● **WRITTEN REQUEST**: Each line that holds the word "name" counts once; report how many lines do so and nothing else.

● **DATA ROWS**:
+ + + + +
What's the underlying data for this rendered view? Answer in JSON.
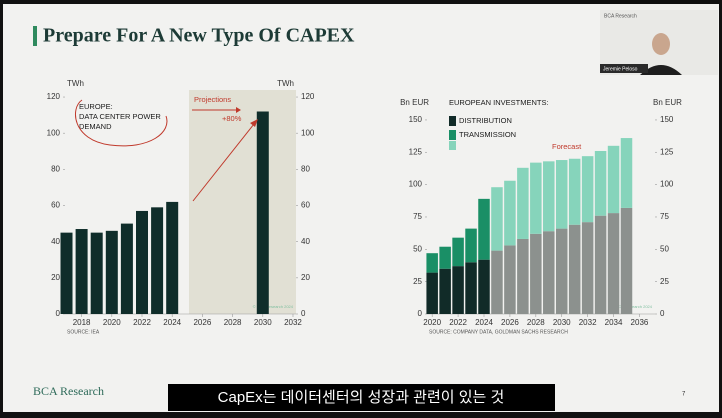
{
  "slide": {
    "title": "Prepare For A New Type Of CAPEX",
    "brand": "BCA Research",
    "page": "7",
    "caption": "CapEx는 데이터센터의 성장과 관련이 있는 것",
    "webcam": {
      "brand": "BCA Research",
      "name": "Jeremie Peloso"
    }
  },
  "chart_data": [
    {
      "type": "bar",
      "title": [
        "EUROPE:",
        "DATA CENTER POWER",
        "DEMAND"
      ],
      "ylabel": "TWh",
      "y2label": "TWh",
      "annotations": [
        "Projections",
        "+80%"
      ],
      "source": "SOURCE: IEA",
      "watermark": "© BCA Research 2024",
      "x": [
        2017,
        2018,
        2019,
        2020,
        2021,
        2022,
        2023,
        2024,
        2030
      ],
      "values": [
        45,
        47,
        45,
        46,
        50,
        57,
        59,
        62,
        112
      ],
      "color": "#0f2d2a",
      "xlim": [
        2016.9,
        2032.2
      ],
      "xticks": [
        2018,
        2020,
        2022,
        2024,
        2026,
        2028,
        2030,
        2032
      ],
      "ylim": [
        0,
        125
      ],
      "yticks": [
        0,
        20,
        40,
        60,
        80,
        100,
        120
      ],
      "y2lim": [
        0,
        125
      ],
      "y2ticks": [
        0,
        20,
        40,
        60,
        80,
        100,
        120
      ]
    },
    {
      "type": "stacked_bar",
      "legend_title": "EUROPEAN INVESTMENTS:",
      "ylabel": "Bn EUR",
      "y2label": "Bn EUR",
      "annotations": [
        "Forecast"
      ],
      "source": "SOURCE: COMPANY DATA, GOLDMAN SACHS RESEARCH",
      "watermark": "© BCA Research 2024",
      "x": [
        2020,
        2021,
        2022,
        2023,
        2024,
        2025,
        2026,
        2027,
        2028,
        2029,
        2030,
        2031,
        2032,
        2033,
        2034,
        2035
      ],
      "series": [
        {
          "name": "DISTRIBUTION",
          "values": [
            32,
            35,
            37,
            40,
            42,
            49,
            53,
            58,
            62,
            64,
            66,
            69,
            71,
            76,
            78,
            82
          ],
          "colors": [
            "#112b28",
            "#112b28",
            "#112b28",
            "#112b28",
            "#112b28",
            "#8c918e",
            "#8c918e",
            "#8c918e",
            "#8c918e",
            "#8c918e",
            "#8c918e",
            "#8c918e",
            "#8c918e",
            "#8c918e",
            "#8c918e",
            "#8c918e"
          ]
        },
        {
          "name": "TRANSMISSION",
          "values": [
            15,
            17,
            22,
            26,
            47,
            49,
            50,
            55,
            55,
            54,
            53,
            51,
            51,
            50,
            52,
            54
          ],
          "colors": [
            "#1a8f66",
            "#1a8f66",
            "#1a8f66",
            "#1a8f66",
            "#1a8f66",
            "#86d4bb",
            "#86d4bb",
            "#86d4bb",
            "#86d4bb",
            "#86d4bb",
            "#86d4bb",
            "#86d4bb",
            "#86d4bb",
            "#86d4bb",
            "#86d4bb",
            "#86d4bb"
          ]
        }
      ],
      "xlim": [
        2019.6,
        2037.2
      ],
      "xticks": [
        2020,
        2022,
        2024,
        2026,
        2028,
        2030,
        2032,
        2034,
        2036
      ],
      "ylim": [
        0,
        160
      ],
      "yticks": [
        0,
        25,
        50,
        75,
        100,
        125,
        150
      ],
      "y2lim": [
        0,
        160
      ],
      "y2ticks": [
        0,
        25,
        50,
        75,
        100,
        125,
        150
      ]
    }
  ]
}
+ + + + +
● **EXPECTED ANSWER**: 3